**What the exercise asks:**
The material must be repeated exactly, with every line intact.

**Data extract:**
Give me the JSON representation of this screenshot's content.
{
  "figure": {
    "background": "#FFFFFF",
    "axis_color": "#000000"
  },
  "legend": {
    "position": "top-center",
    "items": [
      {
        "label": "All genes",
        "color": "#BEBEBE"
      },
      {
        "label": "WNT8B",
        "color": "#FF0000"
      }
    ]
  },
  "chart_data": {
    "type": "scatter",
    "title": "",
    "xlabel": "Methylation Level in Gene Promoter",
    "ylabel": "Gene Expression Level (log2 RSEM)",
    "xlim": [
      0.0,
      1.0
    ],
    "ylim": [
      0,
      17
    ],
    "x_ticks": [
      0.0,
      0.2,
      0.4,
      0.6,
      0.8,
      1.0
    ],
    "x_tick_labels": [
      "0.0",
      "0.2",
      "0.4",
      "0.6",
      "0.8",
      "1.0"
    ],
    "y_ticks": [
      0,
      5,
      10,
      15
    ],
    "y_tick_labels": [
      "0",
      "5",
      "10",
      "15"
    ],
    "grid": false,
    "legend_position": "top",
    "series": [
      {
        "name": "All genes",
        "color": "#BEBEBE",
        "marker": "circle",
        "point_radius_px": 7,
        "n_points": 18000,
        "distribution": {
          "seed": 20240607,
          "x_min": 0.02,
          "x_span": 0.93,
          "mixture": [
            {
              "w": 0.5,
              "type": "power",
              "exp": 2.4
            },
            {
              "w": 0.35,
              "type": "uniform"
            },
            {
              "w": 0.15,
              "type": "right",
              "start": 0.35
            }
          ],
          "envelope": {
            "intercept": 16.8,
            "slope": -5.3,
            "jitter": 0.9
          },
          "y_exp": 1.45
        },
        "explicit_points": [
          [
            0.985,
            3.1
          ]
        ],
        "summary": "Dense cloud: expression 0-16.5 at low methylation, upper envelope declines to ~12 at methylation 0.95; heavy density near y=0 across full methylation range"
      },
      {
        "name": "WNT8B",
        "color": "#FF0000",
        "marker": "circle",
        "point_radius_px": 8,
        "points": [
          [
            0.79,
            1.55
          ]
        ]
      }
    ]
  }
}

**Answer section:**
Give me the JSON representation of this screenshot's content.
{
  "figure": {
    "background": "#FFFFFF",
    "axis_color": "#000000"
  },
  "legend": {
    "position": "top-center",
    "items": [
      {
        "label": "All genes",
        "color": "#BEBEBE"
      },
      {
        "label": "WNT8B",
        "color": "#FF0000"
      }
    ]
  },
  "chart_data": {
    "type": "scatter",
    "title": "",
    "xlabel": "Methylation Level in Gene Promoter",
    "ylabel": "Gene Expression Level (log2 RSEM)",
    "xlim": [
      0.0,
      1.0
    ],
    "ylim": [
      0,
      17
    ],
    "x_ticks": [
      0.0,
      0.2,
      0.4,
      0.6,
      0.8,
      1.0
    ],
    "x_tick_labels": [
      "0.0",
      "0.2",
      "0.4",
      "0.6",
      "0.8",
      "1.0"
    ],
    "y_ticks": [
      0,
      5,
      10,
      15
    ],
    "y_tick_labels": [
      "0",
      "5",
      "10",
      "15"
    ],
    "grid": false,
    "legend_position": "top",
    "series": [
      {
        "name": "All genes",
        "color": "#BEBEBE",
        "marker": "circle",
        "point_radius_px": 7,
        "n_points": 18000,
        "distribution": {
          "seed": 20240607,
          "x_min": 0.02,
          "x_span": 0.93,
          "mixture": [
            {
              "w": 0.5,
              "type": "power",
              "exp": 2.4
            },
            {
              "w": 0.35,
              "type": "uniform"
            },
            {
              "w": 0.15,
              "type": "right",
              "start": 0.35
            }
          ],
          "envelope": {
            "intercept": 16.8,
            "slope": -5.3,
            "jitter": 0.9
          },
          "y_exp": 1.45
        },
        "explicit_points": [
          [
            0.985,
            3.1
          ]
        ],
        "summary": "Dense cloud: expression 0-16.5 at low methylation, upper envelope declines to ~12 at methylation 0.95; heavy density near y=0 across full methylation range"
      },
      {
        "name": "WNT8B",
        "color": "#FF0000",
        "marker": "circle",
        "point_radius_px": 8,
        "points": [
          [
            0.79,
            1.55
          ]
        ]
      }
    ]
  }
}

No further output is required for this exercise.